DATASET ENTRIES:

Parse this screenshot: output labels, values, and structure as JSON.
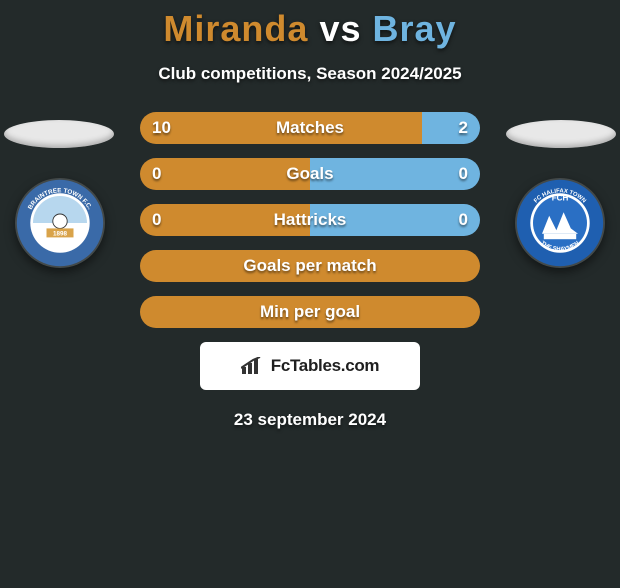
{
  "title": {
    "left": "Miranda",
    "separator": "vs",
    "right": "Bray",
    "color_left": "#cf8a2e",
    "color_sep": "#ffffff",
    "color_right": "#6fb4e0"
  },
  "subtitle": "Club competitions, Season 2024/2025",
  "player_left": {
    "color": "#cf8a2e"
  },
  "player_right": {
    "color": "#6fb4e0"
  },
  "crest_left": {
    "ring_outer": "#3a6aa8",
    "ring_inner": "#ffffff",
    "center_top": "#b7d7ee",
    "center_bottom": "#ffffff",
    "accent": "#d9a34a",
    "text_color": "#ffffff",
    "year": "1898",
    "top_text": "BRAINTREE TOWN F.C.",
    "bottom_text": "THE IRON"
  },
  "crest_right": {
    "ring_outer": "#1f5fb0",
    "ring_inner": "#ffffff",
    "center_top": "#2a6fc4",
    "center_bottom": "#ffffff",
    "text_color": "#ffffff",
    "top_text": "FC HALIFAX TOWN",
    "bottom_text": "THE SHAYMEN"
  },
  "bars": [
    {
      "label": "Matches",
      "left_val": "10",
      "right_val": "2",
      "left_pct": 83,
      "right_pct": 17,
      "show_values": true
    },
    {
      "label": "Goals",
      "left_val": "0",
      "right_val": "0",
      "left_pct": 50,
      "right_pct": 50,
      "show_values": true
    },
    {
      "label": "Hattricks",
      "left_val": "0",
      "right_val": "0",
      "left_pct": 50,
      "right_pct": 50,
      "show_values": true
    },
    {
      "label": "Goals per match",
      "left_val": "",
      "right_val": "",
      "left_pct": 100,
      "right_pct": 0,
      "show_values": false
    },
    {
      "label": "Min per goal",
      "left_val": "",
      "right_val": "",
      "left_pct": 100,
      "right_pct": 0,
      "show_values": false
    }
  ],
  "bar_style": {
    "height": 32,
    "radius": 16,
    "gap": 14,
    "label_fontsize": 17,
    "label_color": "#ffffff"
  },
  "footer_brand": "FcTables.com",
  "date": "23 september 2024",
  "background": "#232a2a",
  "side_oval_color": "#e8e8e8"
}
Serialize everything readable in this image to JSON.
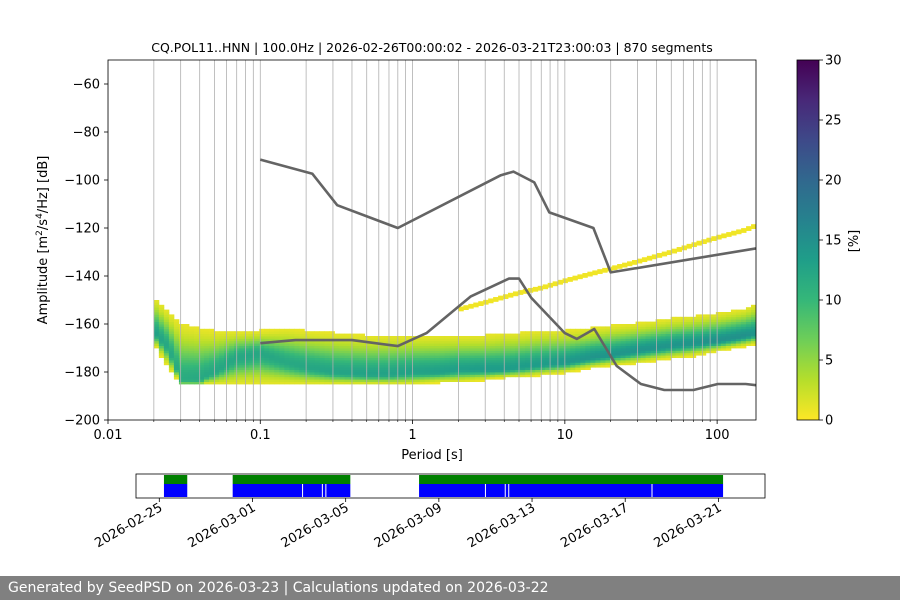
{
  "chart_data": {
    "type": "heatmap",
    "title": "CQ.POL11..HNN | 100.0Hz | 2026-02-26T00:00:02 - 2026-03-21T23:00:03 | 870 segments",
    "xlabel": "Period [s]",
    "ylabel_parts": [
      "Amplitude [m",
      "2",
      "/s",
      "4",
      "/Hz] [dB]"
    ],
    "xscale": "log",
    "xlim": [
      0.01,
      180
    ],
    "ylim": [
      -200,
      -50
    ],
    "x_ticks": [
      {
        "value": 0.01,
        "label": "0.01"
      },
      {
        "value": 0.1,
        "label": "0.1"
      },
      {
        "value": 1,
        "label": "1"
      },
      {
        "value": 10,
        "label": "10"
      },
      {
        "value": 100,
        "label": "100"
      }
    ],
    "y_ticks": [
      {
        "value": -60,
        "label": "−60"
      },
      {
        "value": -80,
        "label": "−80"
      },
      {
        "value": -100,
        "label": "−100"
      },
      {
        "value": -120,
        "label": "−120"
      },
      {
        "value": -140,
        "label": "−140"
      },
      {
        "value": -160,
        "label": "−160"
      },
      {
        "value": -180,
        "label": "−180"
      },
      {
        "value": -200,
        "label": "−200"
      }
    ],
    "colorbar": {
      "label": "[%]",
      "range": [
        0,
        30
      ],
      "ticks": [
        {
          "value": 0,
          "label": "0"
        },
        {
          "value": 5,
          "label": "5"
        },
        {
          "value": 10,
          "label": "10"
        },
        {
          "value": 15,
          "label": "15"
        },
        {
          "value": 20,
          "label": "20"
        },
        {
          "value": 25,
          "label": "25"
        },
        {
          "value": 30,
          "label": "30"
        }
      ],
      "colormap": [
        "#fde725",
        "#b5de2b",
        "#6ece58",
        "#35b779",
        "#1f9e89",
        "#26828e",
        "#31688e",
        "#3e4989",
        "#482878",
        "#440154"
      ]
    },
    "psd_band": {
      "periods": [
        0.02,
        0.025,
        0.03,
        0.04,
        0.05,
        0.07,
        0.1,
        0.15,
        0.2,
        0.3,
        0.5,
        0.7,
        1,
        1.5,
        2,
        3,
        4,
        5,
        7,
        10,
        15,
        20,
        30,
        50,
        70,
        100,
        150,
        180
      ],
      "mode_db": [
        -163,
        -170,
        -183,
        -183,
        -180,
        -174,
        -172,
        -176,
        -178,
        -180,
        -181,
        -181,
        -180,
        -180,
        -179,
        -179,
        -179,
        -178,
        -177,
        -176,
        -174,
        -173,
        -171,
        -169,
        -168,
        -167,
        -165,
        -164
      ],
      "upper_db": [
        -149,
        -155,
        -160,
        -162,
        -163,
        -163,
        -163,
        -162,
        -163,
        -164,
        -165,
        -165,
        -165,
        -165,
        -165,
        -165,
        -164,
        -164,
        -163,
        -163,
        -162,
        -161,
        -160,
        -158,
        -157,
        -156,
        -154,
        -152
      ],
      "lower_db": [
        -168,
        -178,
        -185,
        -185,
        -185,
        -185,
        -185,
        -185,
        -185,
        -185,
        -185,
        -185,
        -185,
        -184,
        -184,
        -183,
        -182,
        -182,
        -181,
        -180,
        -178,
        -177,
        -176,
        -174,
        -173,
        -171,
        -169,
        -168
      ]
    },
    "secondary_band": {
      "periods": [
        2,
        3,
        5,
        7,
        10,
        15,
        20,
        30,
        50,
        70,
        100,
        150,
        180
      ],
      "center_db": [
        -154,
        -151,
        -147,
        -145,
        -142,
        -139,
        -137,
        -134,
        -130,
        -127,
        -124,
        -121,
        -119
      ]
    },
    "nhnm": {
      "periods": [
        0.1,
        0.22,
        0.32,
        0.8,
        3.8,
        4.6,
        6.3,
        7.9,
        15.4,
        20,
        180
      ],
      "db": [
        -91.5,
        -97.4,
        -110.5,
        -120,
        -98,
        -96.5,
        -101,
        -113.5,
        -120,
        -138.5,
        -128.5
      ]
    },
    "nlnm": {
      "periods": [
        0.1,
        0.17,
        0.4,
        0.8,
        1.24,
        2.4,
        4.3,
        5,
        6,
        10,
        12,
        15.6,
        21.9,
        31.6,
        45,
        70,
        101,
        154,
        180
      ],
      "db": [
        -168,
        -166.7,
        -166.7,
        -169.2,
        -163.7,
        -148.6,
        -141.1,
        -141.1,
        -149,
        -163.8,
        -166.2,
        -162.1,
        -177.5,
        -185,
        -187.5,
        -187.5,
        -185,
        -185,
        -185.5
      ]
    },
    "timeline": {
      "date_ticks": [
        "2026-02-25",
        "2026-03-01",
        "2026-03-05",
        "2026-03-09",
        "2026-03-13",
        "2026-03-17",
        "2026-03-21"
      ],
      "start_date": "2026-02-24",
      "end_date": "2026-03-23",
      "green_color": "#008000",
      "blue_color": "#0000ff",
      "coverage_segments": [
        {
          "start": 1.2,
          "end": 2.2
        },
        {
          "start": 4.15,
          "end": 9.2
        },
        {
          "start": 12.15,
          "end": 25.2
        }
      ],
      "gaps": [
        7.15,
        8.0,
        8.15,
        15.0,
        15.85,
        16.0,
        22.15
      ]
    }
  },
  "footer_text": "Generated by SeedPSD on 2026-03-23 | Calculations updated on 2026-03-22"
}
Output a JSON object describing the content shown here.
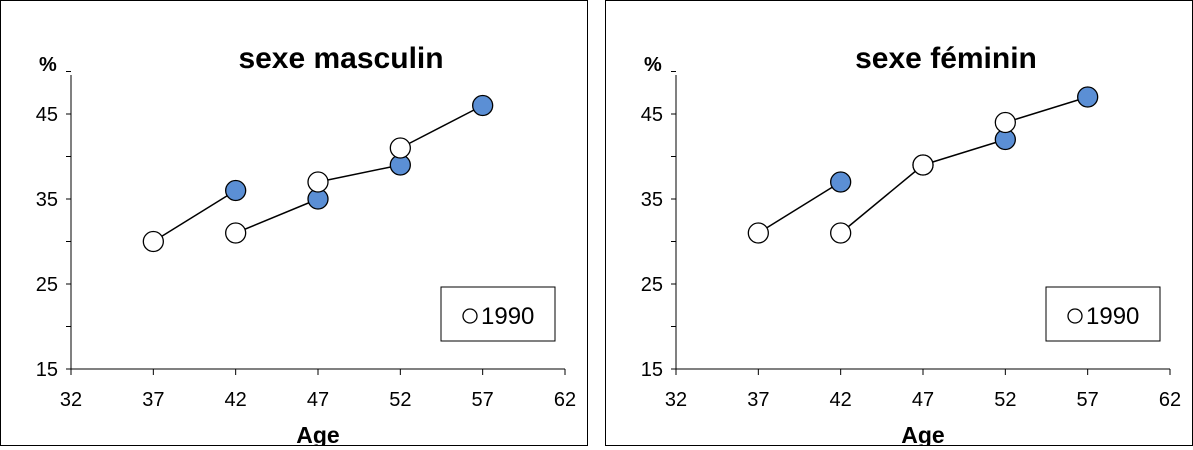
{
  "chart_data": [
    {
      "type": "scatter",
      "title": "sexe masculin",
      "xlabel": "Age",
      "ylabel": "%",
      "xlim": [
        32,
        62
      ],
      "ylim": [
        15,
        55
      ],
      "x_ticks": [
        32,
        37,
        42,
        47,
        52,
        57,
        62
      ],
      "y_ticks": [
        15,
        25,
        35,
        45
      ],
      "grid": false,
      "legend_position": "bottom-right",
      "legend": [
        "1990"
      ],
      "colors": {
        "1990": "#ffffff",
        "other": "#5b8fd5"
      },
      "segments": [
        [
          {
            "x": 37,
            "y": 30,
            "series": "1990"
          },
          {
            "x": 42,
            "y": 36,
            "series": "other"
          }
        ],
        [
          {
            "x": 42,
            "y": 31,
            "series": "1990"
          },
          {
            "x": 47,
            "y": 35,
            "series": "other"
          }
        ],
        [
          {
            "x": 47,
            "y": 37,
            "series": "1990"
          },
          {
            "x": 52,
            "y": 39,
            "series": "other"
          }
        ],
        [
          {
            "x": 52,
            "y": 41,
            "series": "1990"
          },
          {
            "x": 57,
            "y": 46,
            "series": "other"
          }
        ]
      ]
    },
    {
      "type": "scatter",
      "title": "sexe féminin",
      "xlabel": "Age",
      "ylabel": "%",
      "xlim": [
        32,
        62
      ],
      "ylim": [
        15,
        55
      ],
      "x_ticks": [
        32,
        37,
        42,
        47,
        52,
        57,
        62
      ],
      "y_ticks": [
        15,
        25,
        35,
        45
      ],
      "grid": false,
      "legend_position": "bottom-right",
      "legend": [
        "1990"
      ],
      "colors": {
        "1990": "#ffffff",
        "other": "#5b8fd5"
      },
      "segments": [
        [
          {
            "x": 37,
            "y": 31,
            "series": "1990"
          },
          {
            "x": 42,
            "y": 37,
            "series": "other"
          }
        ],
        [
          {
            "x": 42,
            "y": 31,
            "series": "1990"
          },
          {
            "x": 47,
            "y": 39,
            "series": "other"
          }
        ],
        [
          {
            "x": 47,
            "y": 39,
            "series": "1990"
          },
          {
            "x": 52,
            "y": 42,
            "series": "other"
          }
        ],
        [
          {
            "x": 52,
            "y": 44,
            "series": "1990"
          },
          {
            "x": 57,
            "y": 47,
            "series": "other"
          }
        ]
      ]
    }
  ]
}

AIM OF THE TASK:
From the records given above, copy all lines containing "TOWN".

RESULT FOR THIS TASK:
    "top_text": "BRAINTREE TOWN F.C.",
    "top_text": "FC HALIFAX TOWN",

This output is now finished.